> **Given exercise A**:
Using the order summary, answer each question below on its own line, marking your answers (i), (ii) and (iii).
(i) What request made by the United States did the Court reject?
(ii) By what vote was paragraph B.2 adopted?
(iii) Which judge voted against paragraph B.2?
> **Given exercise B**:
Write out the stretch of the order summary from "Accessibility Options" through "(PROVISIONAL MEASURES)", copying it word for word.

> **Page excerpt**:
● ● ● ● ●
International Court of Justice

Accessibility Options



Military and Paramilitary Activities in and against Nicaragua (Nicaragua v. United States of America)

Summary of the Summary of the Order of 10 May 1984

CASE CONCERNING MILITARY AND PARAMILITARY ACTIVITIES
IN AND AGAINST NICARAGUA (NICARAGUA v. UNITED STATES OF AMERICA)
(PROVISIONAL MEASURES)
Order of 10 May 1984

By an Order issued in the case concerning Military and Paramilitary Activities in and against Nicaragua, the Court:

A. Rejected the request made by the United States of America that the case be removed from the list and

B. Indicated the following provisional measures, pending the final decision;

B.l. The United States of America should immediately cease and refrain from any action restricting access to or from Nicaraguan ports, and, in particular, the laying of mines;

B.2. The right to sovereignty and to political independence possessed by the Republic of Nicaragua, like any other State of the region or of the world, should be fully respected and should not in any way be jeopardized by any military and paramilitary activities which are prohibited by the principles of international law, in particular the principle that States should refrain in their international relations from the threat or use of force against the territorial integrity or the political independence of any State, and the principle concerning the duty not to intervene in matters within the domestic jurisdiction of a State, principles embodied in the United Nations Charter and the Charter of the Organization of American States;

B.3. The United States of America and Nicaragua should ensure that no action is taken which might aggravate or extend the dispute submitted to the Court;

B.4. The United States of America and Nicaragua should ensure that no action is taken which might prejudice the rights of the other Party in respect of the carrying out of whatever decision the Court may render.

*

* *

These decisions were unanimously adopted, except in respect of paragraph B.2 which was adopted by fourteen votes to one.

The Court was composed as follows:

President T. O. Elias, Vice-President J. Sette-Camara, Judges M. Lachs, P. Morozov, Nagendra Singh, J. M. Ruda H. Mosler, S. Oda, R. Ago, A. El-Khani, S. M. Schwebel, Sir Robert Jennings, G. de Lacharrière, K. Mbaye, M. Bedjaoui.

*

* *

Judges Mosler and Sir Robert Jennings appended a joint separate opinion to the Order of the Court. Judge Schwebel, who voted against paragraph B.2 of the Order, appended a dissenting opinion. (A brief summary of these opinions may be found annexed hereto.)

*

* *

Proceedings before the Court (paras. 1-9) (paras. 1-9)
● ● ● ● ●
> **Source material**:
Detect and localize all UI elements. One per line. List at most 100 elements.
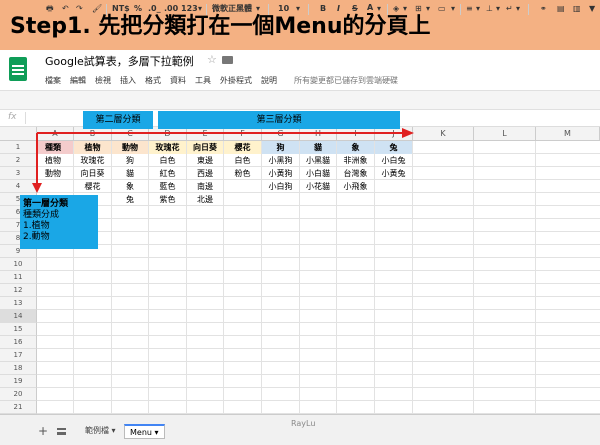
● ● ● ● ●
> **Complete answer A**:
(i) That the case be removed from the list.
(ii) Fourteen votes to one.
(iii) Judge Schwebel.

> **Complete answer B**:
Accessibility Options



Military and Paramilitary Activities in and against Nicaragua (Nicaragua v. United States of America)

Summary of the Summary of the Order of 10 May 1984

CASE CONCERNING MILITARY AND PARAMILITARY ACTIVITIES
IN AND AGAINST NICARAGUA (NICARAGUA v. UNITED STATES OF AMERICA)
(PROVISIONAL MEASURES)